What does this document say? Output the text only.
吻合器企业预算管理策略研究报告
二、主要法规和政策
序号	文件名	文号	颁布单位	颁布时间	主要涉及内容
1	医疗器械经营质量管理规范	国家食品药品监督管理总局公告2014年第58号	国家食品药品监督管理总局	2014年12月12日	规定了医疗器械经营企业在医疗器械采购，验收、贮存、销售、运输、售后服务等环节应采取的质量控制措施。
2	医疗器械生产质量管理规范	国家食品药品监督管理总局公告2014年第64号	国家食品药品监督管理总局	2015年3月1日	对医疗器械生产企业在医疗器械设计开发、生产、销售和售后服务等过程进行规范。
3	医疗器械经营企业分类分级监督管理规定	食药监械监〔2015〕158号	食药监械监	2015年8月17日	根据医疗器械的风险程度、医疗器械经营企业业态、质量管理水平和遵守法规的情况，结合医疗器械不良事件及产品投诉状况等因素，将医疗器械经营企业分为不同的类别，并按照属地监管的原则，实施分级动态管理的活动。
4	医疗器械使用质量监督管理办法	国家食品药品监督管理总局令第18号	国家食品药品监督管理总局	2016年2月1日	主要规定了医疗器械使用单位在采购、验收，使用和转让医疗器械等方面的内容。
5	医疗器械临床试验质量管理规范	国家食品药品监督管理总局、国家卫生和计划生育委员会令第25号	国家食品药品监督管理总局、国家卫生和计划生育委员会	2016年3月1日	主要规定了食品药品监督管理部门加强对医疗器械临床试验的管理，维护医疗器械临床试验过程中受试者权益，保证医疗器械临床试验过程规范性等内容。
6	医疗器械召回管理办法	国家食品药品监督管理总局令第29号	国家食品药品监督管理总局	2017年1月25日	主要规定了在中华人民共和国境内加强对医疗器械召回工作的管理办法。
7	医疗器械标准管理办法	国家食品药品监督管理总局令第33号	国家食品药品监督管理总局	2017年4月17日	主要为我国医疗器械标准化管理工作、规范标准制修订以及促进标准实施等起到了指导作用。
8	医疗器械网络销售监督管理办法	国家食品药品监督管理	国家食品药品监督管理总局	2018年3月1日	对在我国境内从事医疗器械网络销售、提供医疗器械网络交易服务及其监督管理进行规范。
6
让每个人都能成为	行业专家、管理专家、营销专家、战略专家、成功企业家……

> **What the task requires**
Exactly reproduce every line of the records.

> **Output below**
What does this document say? Output the text only.
吻合器企业预算管理策略研究报告
二、主要法规和政策
序号	文件名	文号	颁布单位	颁布时间	主要涉及内容
1	医疗器械经营质量管理规范	国家食品药品监督管理总局公告2014年第58号	国家食品药品监督管理总局	2014年12月12日	规定了医疗器械经营企业在医疗器械采购，验收、贮存、销售、运输、售后服务等环节应采取的质量控制措施。
2	医疗器械生产质量管理规范	国家食品药品监督管理总局公告2014年第64号	国家食品药品监督管理总局	2015年3月1日	对医疗器械生产企业在医疗器械设计开发、生产、销售和售后服务等过程进行规范。
3	医疗器械经营企业分类分级监督管理规定	食药监械监〔2015〕158号	食药监械监	2015年8月17日	根据医疗器械的风险程度、医疗器械经营企业业态、质量管理水平和遵守法规的情况，结合医疗器械不良事件及产品投诉状况等因素，将医疗器械经营企业分为不同的类别，并按照属地监管的原则，实施分级动态管理的活动。
4	医疗器械使用质量监督管理办法	国家食品药品监督管理总局令第18号	国家食品药品监督管理总局	2016年2月1日	主要规定了医疗器械使用单位在采购、验收，使用和转让医疗器械等方面的内容。
5	医疗器械临床试验质量管理规范	国家食品药品监督管理总局、国家卫生和计划生育委员会令第25号	国家食品药品监督管理总局、国家卫生和计划生育委员会	2016年3月1日	主要规定了食品药品监督管理部门加强对医疗器械临床试验的管理，维护医疗器械临床试验过程中受试者权益，保证医疗器械临床试验过程规范性等内容。
6	医疗器械召回管理办法	国家食品药品监督管理总局令第29号	国家食品药品监督管理总局	2017年1月25日	主要规定了在中华人民共和国境内加强对医疗器械召回工作的管理办法。
7	医疗器械标准管理办法	国家食品药品监督管理总局令第33号	国家食品药品监督管理总局	2017年4月17日	主要为我国医疗器械标准化管理工作、规范标准制修订以及促进标准实施等起到了指导作用。
8	医疗器械网络销售监督管理办法	国家食品药品监督管理	国家食品药品监督管理总局	2018年3月1日	对在我国境内从事医疗器械网络销售、提供医疗器械网络交易服务及其监督管理进行规范。
6
让每个人都能成为	行业专家、管理专家、营销专家、战略专家、成功企业家……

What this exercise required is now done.